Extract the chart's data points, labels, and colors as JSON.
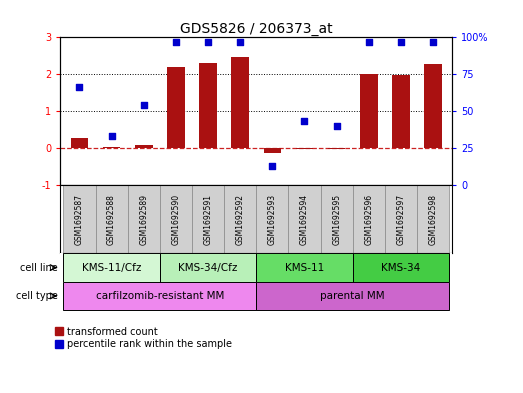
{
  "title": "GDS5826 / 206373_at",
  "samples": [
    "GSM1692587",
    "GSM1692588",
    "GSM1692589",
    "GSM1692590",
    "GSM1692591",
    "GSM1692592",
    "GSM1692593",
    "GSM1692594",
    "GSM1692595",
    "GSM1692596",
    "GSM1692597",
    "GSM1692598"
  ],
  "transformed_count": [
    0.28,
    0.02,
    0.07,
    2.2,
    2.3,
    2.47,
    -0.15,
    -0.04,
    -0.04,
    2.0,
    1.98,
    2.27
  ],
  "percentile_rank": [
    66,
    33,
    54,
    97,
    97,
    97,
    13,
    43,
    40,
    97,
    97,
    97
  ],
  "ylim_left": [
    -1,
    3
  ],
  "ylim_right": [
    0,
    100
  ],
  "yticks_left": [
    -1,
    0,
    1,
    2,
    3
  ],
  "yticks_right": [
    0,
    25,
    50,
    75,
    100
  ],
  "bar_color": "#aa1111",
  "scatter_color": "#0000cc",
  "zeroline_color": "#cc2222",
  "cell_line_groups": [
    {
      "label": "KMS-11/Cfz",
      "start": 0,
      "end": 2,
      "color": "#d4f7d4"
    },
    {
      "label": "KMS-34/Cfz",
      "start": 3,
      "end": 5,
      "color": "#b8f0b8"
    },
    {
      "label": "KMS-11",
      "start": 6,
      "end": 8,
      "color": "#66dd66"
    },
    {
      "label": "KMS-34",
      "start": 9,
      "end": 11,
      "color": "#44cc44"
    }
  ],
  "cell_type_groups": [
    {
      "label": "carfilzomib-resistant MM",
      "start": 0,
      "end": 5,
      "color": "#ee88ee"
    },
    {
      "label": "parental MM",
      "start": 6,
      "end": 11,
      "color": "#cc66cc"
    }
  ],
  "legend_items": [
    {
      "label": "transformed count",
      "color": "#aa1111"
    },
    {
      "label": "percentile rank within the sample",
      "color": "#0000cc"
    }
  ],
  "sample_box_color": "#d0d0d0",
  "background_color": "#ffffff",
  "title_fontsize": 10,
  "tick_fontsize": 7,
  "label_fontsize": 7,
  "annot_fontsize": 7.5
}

____________

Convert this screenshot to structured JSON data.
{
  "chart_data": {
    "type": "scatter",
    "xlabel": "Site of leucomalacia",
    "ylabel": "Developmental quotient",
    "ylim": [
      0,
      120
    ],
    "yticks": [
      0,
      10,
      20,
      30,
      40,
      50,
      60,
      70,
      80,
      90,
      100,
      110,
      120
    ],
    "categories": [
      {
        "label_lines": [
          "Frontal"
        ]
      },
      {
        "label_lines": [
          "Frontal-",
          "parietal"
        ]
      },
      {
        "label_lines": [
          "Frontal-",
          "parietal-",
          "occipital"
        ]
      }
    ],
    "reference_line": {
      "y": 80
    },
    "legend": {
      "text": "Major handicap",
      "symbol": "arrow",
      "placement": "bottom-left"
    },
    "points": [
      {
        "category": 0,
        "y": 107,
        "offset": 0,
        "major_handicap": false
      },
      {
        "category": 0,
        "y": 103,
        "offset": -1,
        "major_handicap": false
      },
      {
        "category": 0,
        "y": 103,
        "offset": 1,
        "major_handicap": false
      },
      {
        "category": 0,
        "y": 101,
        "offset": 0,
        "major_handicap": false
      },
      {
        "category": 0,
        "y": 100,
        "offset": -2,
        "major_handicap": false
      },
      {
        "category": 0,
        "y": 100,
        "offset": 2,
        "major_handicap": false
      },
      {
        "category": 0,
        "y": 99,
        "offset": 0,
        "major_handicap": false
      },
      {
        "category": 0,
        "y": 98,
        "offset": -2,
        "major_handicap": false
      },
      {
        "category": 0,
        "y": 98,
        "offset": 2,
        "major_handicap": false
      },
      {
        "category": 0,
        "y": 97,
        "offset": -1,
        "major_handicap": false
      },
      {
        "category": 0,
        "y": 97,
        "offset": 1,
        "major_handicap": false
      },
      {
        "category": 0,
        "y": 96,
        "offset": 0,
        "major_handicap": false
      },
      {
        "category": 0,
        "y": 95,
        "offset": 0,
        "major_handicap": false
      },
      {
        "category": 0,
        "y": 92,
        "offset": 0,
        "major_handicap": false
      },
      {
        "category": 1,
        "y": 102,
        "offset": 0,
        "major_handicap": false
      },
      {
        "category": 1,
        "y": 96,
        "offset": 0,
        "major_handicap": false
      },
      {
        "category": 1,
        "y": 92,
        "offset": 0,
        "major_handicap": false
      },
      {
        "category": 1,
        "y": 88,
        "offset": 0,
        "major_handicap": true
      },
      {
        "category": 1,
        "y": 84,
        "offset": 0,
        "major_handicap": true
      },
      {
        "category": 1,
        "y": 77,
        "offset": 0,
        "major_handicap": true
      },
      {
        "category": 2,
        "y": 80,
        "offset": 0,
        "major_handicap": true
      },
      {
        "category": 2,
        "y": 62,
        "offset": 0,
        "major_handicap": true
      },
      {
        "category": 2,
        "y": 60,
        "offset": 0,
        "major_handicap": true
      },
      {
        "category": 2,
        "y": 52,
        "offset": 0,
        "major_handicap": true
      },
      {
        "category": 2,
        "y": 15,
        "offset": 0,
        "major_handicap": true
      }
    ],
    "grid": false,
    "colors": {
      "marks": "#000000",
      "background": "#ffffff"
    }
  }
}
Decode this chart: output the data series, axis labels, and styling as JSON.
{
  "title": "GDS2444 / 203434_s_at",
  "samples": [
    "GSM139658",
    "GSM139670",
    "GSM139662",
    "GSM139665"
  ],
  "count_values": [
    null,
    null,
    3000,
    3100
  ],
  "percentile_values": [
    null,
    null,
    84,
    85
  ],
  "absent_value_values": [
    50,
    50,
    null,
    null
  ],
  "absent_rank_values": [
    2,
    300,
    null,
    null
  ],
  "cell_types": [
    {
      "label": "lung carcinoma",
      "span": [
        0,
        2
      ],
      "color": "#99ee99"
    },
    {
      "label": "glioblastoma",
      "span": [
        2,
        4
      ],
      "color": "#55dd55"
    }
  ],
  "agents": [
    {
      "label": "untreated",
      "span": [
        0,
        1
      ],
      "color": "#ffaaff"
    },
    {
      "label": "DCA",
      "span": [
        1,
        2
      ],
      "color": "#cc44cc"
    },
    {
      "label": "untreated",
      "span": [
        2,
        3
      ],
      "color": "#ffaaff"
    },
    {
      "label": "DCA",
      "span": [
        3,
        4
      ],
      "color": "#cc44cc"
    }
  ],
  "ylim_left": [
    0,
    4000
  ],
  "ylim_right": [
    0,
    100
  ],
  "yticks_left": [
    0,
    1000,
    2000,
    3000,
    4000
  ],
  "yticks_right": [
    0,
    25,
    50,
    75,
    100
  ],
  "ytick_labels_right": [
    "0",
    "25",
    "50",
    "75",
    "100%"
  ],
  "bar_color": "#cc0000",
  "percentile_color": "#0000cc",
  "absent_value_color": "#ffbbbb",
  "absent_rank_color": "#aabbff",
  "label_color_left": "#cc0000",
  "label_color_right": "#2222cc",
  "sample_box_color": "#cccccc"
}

____________

→ **GOAL**
Extract every line from the records above that contains the word "this".

→ **FINAL RESULT**
Convert this screenshot to structured JSON data.
Decode this chart: output the data series, axis labels, and styling as JSON.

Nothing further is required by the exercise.